*Given exercise*. What follows is a listing; restate every line of it word for word.
══ Stored data
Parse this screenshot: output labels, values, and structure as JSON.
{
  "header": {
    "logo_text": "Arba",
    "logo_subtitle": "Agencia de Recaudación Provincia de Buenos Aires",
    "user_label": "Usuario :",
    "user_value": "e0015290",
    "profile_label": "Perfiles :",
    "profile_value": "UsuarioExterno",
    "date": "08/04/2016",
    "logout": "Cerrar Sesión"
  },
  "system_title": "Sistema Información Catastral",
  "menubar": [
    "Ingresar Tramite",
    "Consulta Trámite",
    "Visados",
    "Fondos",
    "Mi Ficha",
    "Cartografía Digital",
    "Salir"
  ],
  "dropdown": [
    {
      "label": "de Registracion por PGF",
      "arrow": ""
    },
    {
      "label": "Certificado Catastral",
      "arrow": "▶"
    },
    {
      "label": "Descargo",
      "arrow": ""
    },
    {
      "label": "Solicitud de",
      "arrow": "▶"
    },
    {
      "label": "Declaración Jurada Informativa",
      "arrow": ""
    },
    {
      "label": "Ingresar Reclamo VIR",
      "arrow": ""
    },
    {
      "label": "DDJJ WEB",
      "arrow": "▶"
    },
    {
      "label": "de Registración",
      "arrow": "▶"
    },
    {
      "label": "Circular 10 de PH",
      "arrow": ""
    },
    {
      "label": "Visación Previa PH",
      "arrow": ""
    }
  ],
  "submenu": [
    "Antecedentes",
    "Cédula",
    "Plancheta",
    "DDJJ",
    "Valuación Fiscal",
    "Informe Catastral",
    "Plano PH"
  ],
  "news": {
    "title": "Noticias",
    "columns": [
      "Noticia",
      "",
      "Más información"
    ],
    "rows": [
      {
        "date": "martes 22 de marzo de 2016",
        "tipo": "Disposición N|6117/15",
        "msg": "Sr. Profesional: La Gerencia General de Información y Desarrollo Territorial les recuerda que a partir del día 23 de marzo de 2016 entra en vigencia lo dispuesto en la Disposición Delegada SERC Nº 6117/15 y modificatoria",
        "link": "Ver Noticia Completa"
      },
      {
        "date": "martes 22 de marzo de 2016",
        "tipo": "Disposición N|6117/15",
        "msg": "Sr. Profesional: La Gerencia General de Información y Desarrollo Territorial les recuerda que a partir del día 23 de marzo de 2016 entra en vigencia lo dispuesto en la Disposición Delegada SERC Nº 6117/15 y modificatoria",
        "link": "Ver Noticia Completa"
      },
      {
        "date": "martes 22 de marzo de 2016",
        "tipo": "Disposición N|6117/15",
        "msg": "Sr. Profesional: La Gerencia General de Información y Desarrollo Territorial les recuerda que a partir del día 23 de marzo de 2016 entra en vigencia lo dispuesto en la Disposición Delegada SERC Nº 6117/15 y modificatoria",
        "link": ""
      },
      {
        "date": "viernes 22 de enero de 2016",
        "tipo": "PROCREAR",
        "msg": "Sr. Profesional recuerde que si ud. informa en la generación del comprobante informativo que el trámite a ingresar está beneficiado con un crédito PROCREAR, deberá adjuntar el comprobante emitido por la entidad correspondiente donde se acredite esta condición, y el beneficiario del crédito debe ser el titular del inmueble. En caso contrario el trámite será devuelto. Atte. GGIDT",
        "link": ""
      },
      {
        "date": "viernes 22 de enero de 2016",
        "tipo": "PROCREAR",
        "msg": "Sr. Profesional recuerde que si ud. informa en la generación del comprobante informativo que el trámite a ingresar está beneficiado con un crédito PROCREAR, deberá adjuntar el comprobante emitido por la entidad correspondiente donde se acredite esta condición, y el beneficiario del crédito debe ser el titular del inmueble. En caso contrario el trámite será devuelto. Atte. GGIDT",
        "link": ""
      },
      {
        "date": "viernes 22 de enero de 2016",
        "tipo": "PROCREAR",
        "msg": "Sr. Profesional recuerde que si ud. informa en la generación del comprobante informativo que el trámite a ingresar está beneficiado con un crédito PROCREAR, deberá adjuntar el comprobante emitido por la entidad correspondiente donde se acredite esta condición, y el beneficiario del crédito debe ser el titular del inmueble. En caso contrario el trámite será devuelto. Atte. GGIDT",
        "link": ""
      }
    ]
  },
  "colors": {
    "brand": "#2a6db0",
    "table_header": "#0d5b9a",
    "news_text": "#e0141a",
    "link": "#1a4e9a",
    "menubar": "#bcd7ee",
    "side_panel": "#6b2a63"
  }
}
════
*Response to the exercise*.
Parse this screenshot: output labels, values, and structure as JSON.
{
  "header": {
    "logo_text": "Arba",
    "logo_subtitle": "Agencia de Recaudación Provincia de Buenos Aires",
    "user_label": "Usuario :",
    "user_value": "e0015290",
    "profile_label": "Perfiles :",
    "profile_value": "UsuarioExterno",
    "date": "08/04/2016",
    "logout": "Cerrar Sesión"
  },
  "system_title": "Sistema Información Catastral",
  "menubar": [
    "Ingresar Tramite",
    "Consulta Trámite",
    "Visados",
    "Fondos",
    "Mi Ficha",
    "Cartografía Digital",
    "Salir"
  ],
  "dropdown": [
    {
      "label": "de Registracion por PGF",
      "arrow": ""
    },
    {
      "label": "Certificado Catastral",
      "arrow": "▶"
    },
    {
      "label": "Descargo",
      "arrow": ""
    },
    {
      "label": "Solicitud de",
      "arrow": "▶"
    },
    {
      "label": "Declaración Jurada Informativa",
      "arrow": ""
    },
    {
      "label": "Ingresar Reclamo VIR",
      "arrow": ""
    },
    {
      "label": "DDJJ WEB",
      "arrow": "▶"
    },
    {
      "label": "de Registración",
      "arrow": "▶"
    },
    {
      "label": "Circular 10 de PH",
      "arrow": ""
    },
    {
      "label": "Visación Previa PH",
      "arrow": ""
    }
  ],
  "submenu": [
    "Antecedentes",
    "Cédula",
    "Plancheta",
    "DDJJ",
    "Valuación Fiscal",
    "Informe Catastral",
    "Plano PH"
  ],
  "news": {
    "title": "Noticias",
    "columns": [
      "Noticia",
      "",
      "Más información"
    ],
    "rows": [
      {
        "date": "martes 22 de marzo de 2016",
        "tipo": "Disposición N|6117/15",
        "msg": "Sr. Profesional: La Gerencia General de Información y Desarrollo Territorial les recuerda que a partir del día 23 de marzo de 2016 entra en vigencia lo dispuesto en la Disposición Delegada SERC Nº 6117/15 y modificatoria",
        "link": "Ver Noticia Completa"
      },
      {
        "date": "martes 22 de marzo de 2016",
        "tipo": "Disposición N|6117/15",
        "msg": "Sr. Profesional: La Gerencia General de Información y Desarrollo Territorial les recuerda que a partir del día 23 de marzo de 2016 entra en vigencia lo dispuesto en la Disposición Delegada SERC Nº 6117/15 y modificatoria",
        "link": "Ver Noticia Completa"
      },
      {
        "date": "martes 22 de marzo de 2016",
        "tipo": "Disposición N|6117/15",
        "msg": "Sr. Profesional: La Gerencia General de Información y Desarrollo Territorial les recuerda que a partir del día 23 de marzo de 2016 entra en vigencia lo dispuesto en la Disposición Delegada SERC Nº 6117/15 y modificatoria",
        "link": ""
      },
      {
        "date": "viernes 22 de enero de 2016",
        "tipo": "PROCREAR",
        "msg": "Sr. Profesional recuerde que si ud. informa en la generación del comprobante informativo que el trámite a ingresar está beneficiado con un crédito PROCREAR, deberá adjuntar el comprobante emitido por la entidad correspondiente donde se acredite esta condición, y el beneficiario del crédito debe ser el titular del inmueble. En caso contrario el trámite será devuelto. Atte. GGIDT",
        "link": ""
      },
      {
        "date": "viernes 22 de enero de 2016",
        "tipo": "PROCREAR",
        "msg": "Sr. Profesional recuerde que si ud. informa en la generación del comprobante informativo que el trámite a ingresar está beneficiado con un crédito PROCREAR, deberá adjuntar el comprobante emitido por la entidad correspondiente donde se acredite esta condición, y el beneficiario del crédito debe ser el titular del inmueble. En caso contrario el trámite será devuelto. Atte. GGIDT",
        "link": ""
      },
      {
        "date": "viernes 22 de enero de 2016",
        "tipo": "PROCREAR",
        "msg": "Sr. Profesional recuerde que si ud. informa en la generación del comprobante informativo que el trámite a ingresar está beneficiado con un crédito PROCREAR, deberá adjuntar el comprobante emitido por la entidad correspondiente donde se acredite esta condición, y el beneficiario del crédito debe ser el titular del inmueble. En caso contrario el trámite será devuelto. Atte. GGIDT",
        "link": ""
      }
    ]
  },
  "colors": {
    "brand": "#2a6db0",
    "table_header": "#0d5b9a",
    "news_text": "#e0141a",
    "link": "#1a4e9a",
    "menubar": "#bcd7ee",
    "side_panel": "#6b2a63"
  }
}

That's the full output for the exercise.